··· Extract to read ···

SiamRPN++ Improvements

SiamRPN alone performs decently but there is an accuracy gap between it and algorithms that use deeper networks like ResNet50 to extract features. As mentioned above, SiamRPN utilizes AlexNet as its feature extraction backbone. Deeper networks have better capabilities to track higher dimensional features and perform much better on feature extraction as exemplified by improved performance on ImageNet. The authors of SiamRPN++ decided to use the SiamRPN architecture but to use ResNet50 as the feature extraction backbone instead of AlexNet because of these broad capabilities [2]. However, they needed to make a few adjustments in order to fully leverage the capabilities of the ResNet50 backbone.

Spatial Aware Sampling

Shift

Fig 5. Red indicates regions where positive samples are identified the most whereas blue is the opposite. As a result, higher shift increases the region of positive samples, increasing the area where target objects can be identified within the search frame. [2].

They noticed that once they added ResNet50 as the backbone, the model developed a strong center bias where they could only identify targets within the center of the search frame. This was due to the padding within ResNet50 that wasn’t present in AlexNet. As a result, they decided to use a spatial aware sampling algorithm to train the model. Basically, the idea was to set a hyperparameter called shift which would define the bounds of pixels that training images would be translated horizontally and vertically. How much they shifted within the bounds was random [2].

···

» What you will do
1) From the SiamRPN++ passage, quote the span that begins with the words "SiamRPN alone performs" and ends after the words "the ResNet50 backbone.".
2) List every model, network or dataset that the SiamRPN++ passage names.

··· Material supplied ···

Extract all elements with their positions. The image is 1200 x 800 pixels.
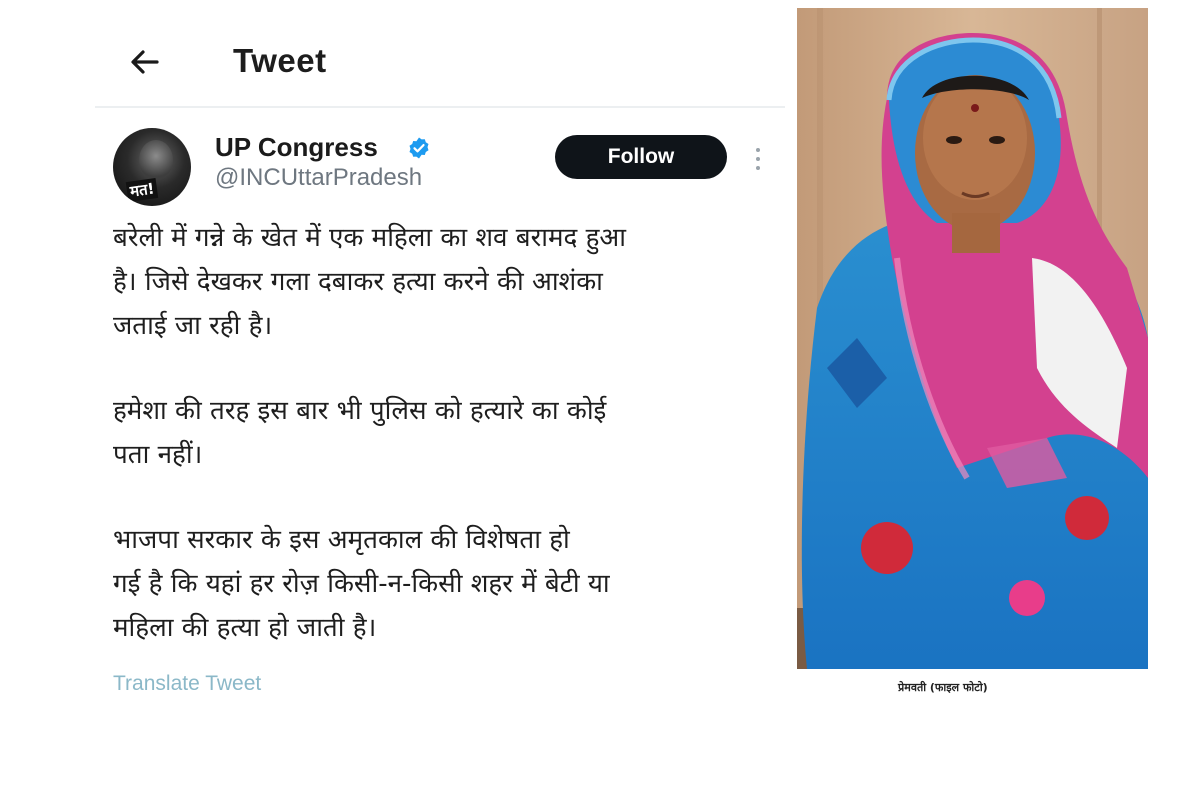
page-title: Tweet (233, 42, 327, 79)
avatar-text: मत! (125, 177, 159, 203)
verified-badge-icon (409, 137, 429, 159)
arrow-left-icon (131, 50, 159, 74)
avatar[interactable]: मत! (113, 128, 191, 206)
vertical-ellipsis-icon[interactable] (751, 144, 765, 174)
tweet-text: बरेली में गन्ने के खेत में एक महिला का श… (113, 216, 783, 691)
tweet-paragraph: बरेली में गन्ने के खेत में एक महिला का श… (113, 223, 626, 341)
back-button[interactable] (125, 42, 165, 82)
follow-button[interactable]: Follow (555, 135, 727, 179)
avatar-portrait (139, 140, 173, 180)
photo-caption: प्रेमवती (फाइल फोटो) (898, 681, 988, 694)
header-divider (95, 106, 785, 108)
portrait-image (797, 8, 1148, 669)
tweet-paragraph: हमेशा की तरह इस बार भी पुलिस को हत्यारे … (113, 396, 607, 470)
account-handle[interactable]: @INCUttarPradesh (215, 164, 422, 192)
victim-photo (797, 8, 1148, 669)
tweet-paragraph: भाजपा सरकार के इस अमृतकाल की विशेषता हो … (113, 525, 610, 643)
tweet-header: Tweet (95, 20, 785, 108)
account-name[interactable]: UP Congress (215, 132, 378, 163)
tweet-panel: Tweet मत! UP Congress @INCUttarPradesh F… (95, 20, 785, 710)
translate-tweet-link[interactable]: Translate Tweet (113, 672, 261, 696)
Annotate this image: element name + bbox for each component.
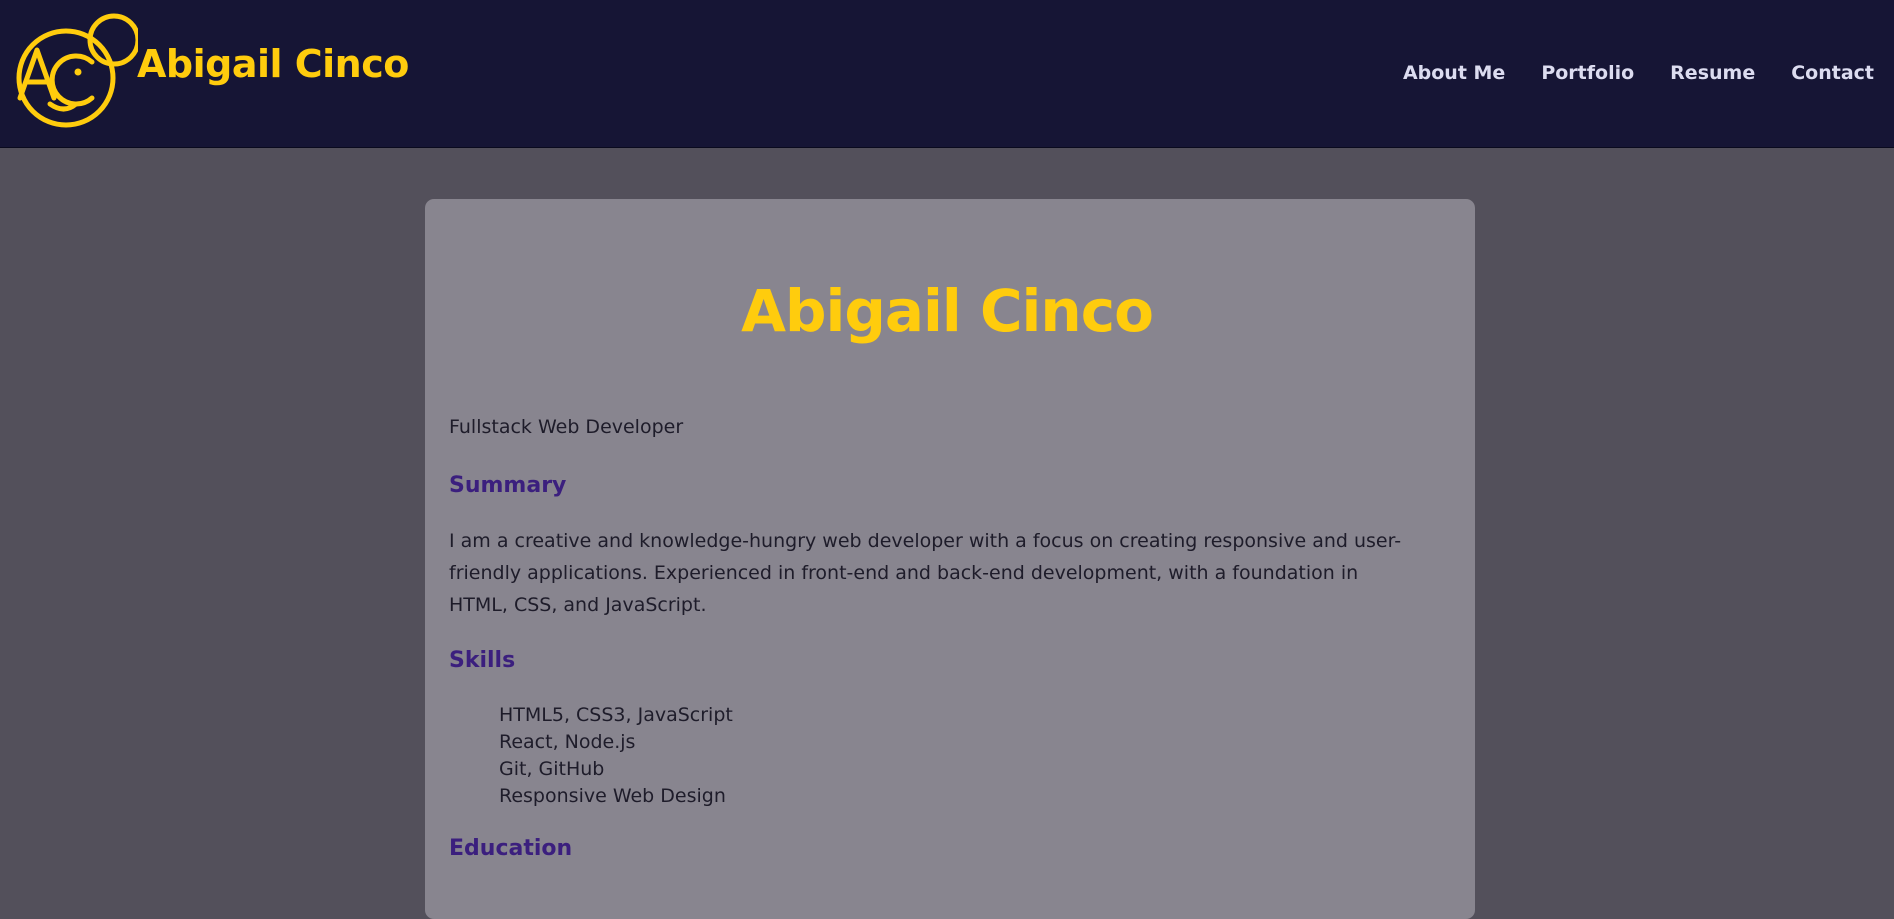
resume-tagline: Fullstack Web Developer: [449, 416, 684, 438]
skill-item: React, Node.js: [499, 731, 636, 753]
summary-text: I am a creative and knowledge-hungry web…: [449, 530, 1402, 616]
skills-heading: Skills: [449, 648, 516, 673]
nav-link-contact[interactable]: Contact: [1791, 62, 1874, 84]
brand-name[interactable]: Abigail Cinco: [137, 42, 409, 86]
resume-name-title: Abigail Cinco: [741, 277, 1154, 345]
skill-item: HTML5, CSS3, JavaScript: [499, 704, 733, 726]
nav-link-portfolio[interactable]: Portfolio: [1541, 62, 1634, 84]
nav-link-about-me[interactable]: About Me: [1403, 62, 1505, 84]
nav-link-resume[interactable]: Resume: [1670, 62, 1755, 84]
ac-smiley-logo-icon: [16, 13, 138, 128]
top-navbar: Abigail Cinco About Me Portfolio Resume …: [0, 0, 1894, 148]
summary-heading: Summary: [449, 473, 567, 498]
home-logo-link[interactable]: [10, 10, 138, 128]
skill-item: Responsive Web Design: [499, 785, 726, 807]
skill-item: Git, GitHub: [499, 758, 605, 780]
education-heading: Education: [449, 836, 573, 861]
skills-list: HTML5, CSS3, JavaScript React, Node.js G…: [499, 702, 733, 810]
main-nav: About Me Portfolio Resume Contact: [1403, 62, 1874, 84]
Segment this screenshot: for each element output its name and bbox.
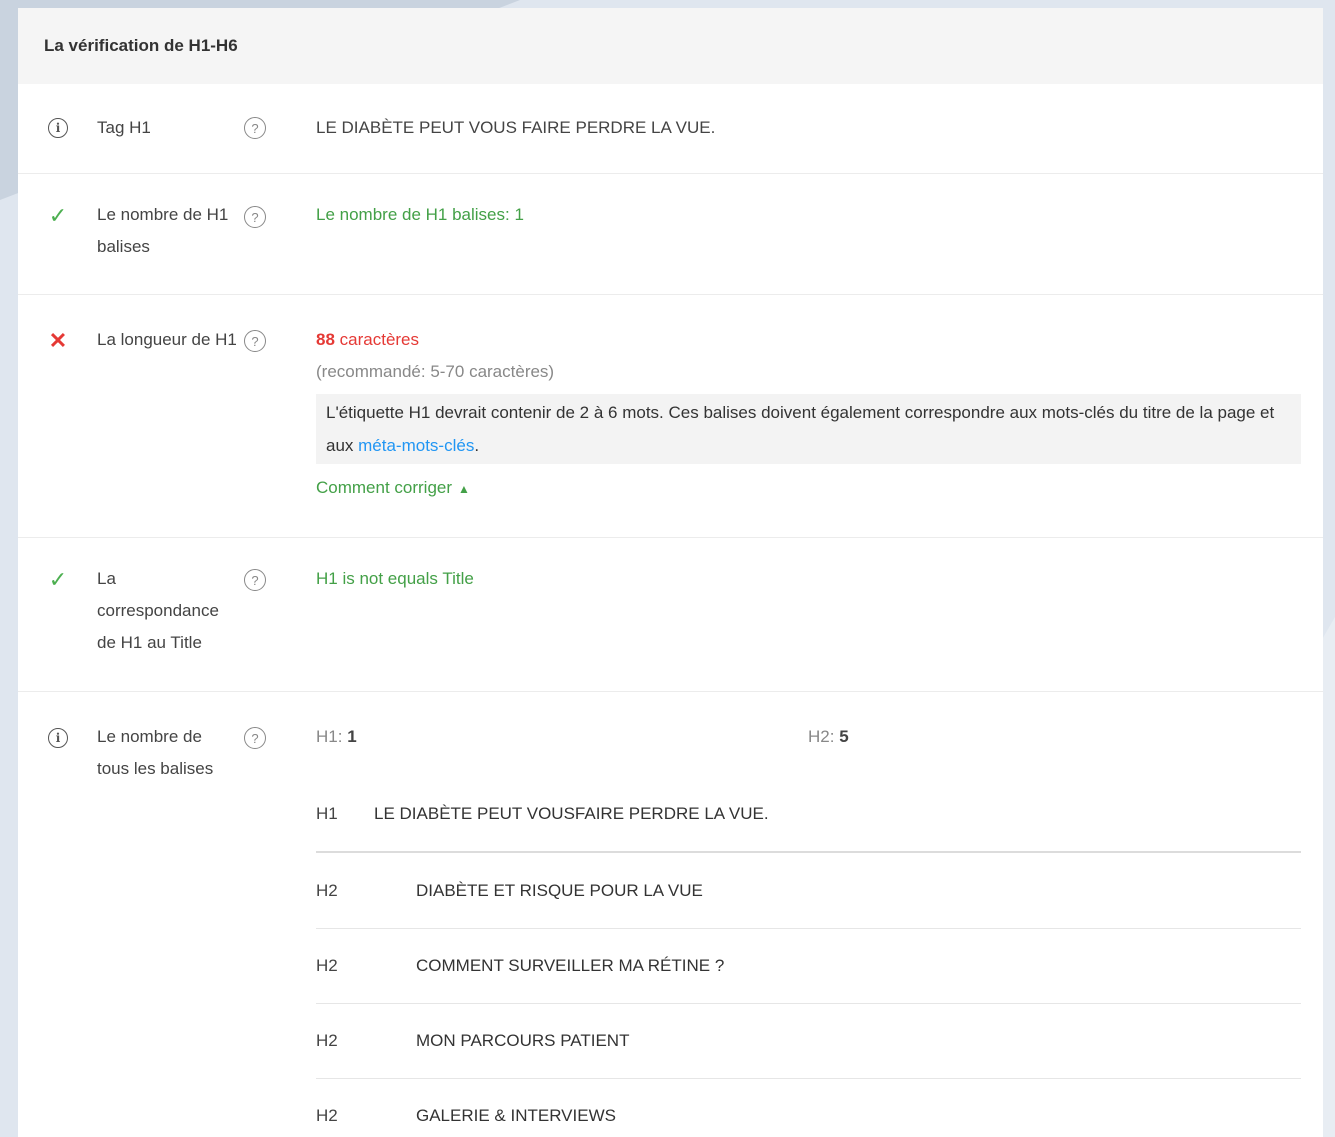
help-icon[interactable]: ?: [244, 117, 266, 139]
h2-count-label: H2:: [808, 727, 840, 746]
heading-list-item: H2 COMMENT SURVEILLER MA RÉTINE ?: [316, 928, 1301, 1004]
heading-text: LE DIABÈTE PEUT VOUSFAIRE PERDRE LA VUE.: [374, 803, 769, 823]
meta-keywords-link[interactable]: méta-mots-clés: [358, 436, 474, 455]
panel-title: La vérification de H1-H6: [18, 8, 1323, 84]
heading-level: H2: [316, 955, 338, 975]
heading-level: H1: [316, 803, 338, 823]
h2-count-value: 5: [839, 727, 849, 746]
row-label: Le nombre de tous les balises: [97, 727, 214, 778]
char-count-number: 88: [316, 330, 335, 349]
row-count-h1: ✓ Le nombre de H1 balises ? Le nombre de…: [18, 174, 1323, 295]
h2-count: H2: 5: [808, 721, 849, 753]
row-label: La correspondance de H1 au Title: [97, 569, 219, 652]
heading-text: MON PARCOURS PATIENT: [416, 1030, 630, 1050]
heading-level: H2: [316, 880, 338, 900]
advice-box: L'étiquette H1 devrait contenir de 2 à 6…: [316, 394, 1301, 464]
heading-text: COMMENT SURVEILLER MA RÉTINE ?: [416, 955, 725, 975]
heading-text: DIABÈTE ET RISQUE POUR LA VUE: [416, 880, 703, 900]
heading-level: H2: [316, 1105, 338, 1125]
row-label: Tag H1: [97, 118, 151, 137]
length-h1-content: 88 caractères (recommandé: 5-70 caractèr…: [316, 324, 1301, 505]
heading-list-item: H2 MON PARCOURS PATIENT: [316, 1003, 1301, 1079]
row-label: Le nombre de H1 balises: [97, 205, 229, 256]
tag-h1-value: LE DIABÈTE PEUT VOUS FAIRE PERDRE LA VUE…: [316, 118, 716, 137]
h1-count-value: 1: [347, 727, 357, 746]
help-icon[interactable]: ?: [244, 727, 266, 749]
heading-level: H2: [316, 1030, 338, 1050]
help-icon[interactable]: ?: [244, 206, 266, 228]
heading-list-item: H2 DIABÈTE ET RISQUE POUR LA VUE: [316, 853, 1301, 929]
info-icon: i: [46, 116, 70, 140]
how-to-fix-label: Comment corriger: [316, 478, 453, 497]
chevron-up-icon: ▲: [458, 482, 470, 496]
advice-end: .: [474, 436, 480, 455]
recommended-range: (recommandé: 5-70 caractères): [316, 362, 555, 381]
match-title-value: H1 is not equals Title: [316, 569, 474, 588]
info-icon: i: [46, 726, 70, 750]
row-all-headings: i Le nombre de tous les balises ? H1: 1 …: [18, 692, 1323, 1137]
help-icon[interactable]: ?: [244, 330, 266, 352]
heading-text: GALERIE & INTERVIEWS: [416, 1105, 616, 1125]
char-count: 88 caractères: [316, 324, 1301, 356]
row-length-h1: ✕ La longueur de H1 ? 88 caractères (rec…: [18, 295, 1323, 538]
h1-count-label: H1:: [316, 727, 348, 746]
heading-list-item: H2 GALERIE & INTERVIEWS: [316, 1078, 1301, 1137]
h1-h6-check-panel: La vérification de H1-H6 i Tag H1 ? LE D…: [18, 8, 1323, 1137]
how-to-fix-toggle[interactable]: Comment corriger ▲: [316, 472, 1301, 505]
char-count-label: caractères: [334, 330, 420, 349]
row-match-title: ✓ La correspondance de H1 au Title ? H1 …: [18, 538, 1323, 692]
count-h1-value: Le nombre de H1 balises: 1: [316, 205, 524, 224]
cross-icon: ✕: [48, 328, 68, 353]
h1-count: H1: 1: [316, 721, 357, 753]
row-label: La longueur de H1: [97, 330, 237, 349]
row-tag-h1: i Tag H1 ? LE DIABÈTE PEUT VOUS FAIRE PE…: [18, 84, 1323, 174]
check-icon: ✓: [48, 567, 68, 592]
help-icon[interactable]: ?: [244, 569, 266, 591]
heading-list-item: H1 LE DIABÈTE PEUT VOUSFAIRE PERDRE LA V…: [316, 776, 1301, 853]
check-icon: ✓: [48, 203, 68, 228]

···

» Responses to the exercise
1)
SiamRPN alone performs decently but there is an accuracy gap between it and algorithms that use deeper networks like ResNet50 to extract features. As mentioned above, SiamRPN utilizes AlexNet as its feature extraction backbone. Deeper networks have better capabilities to track higher dimensional features and perform much better on feature extraction as exemplified by improved performance on ImageNet. The authors of SiamRPN++ decided to use the SiamRPN architecture but to use ResNet50 as the feature extraction backbone instead of AlexNet because of these broad capabilities [2]. However, they needed to make a few adjustments in order to fully leverage the capabilities of the ResNet50 backbone.

2) SiamRPN, ResNet50, AlexNet, ImageNet, SiamRPN++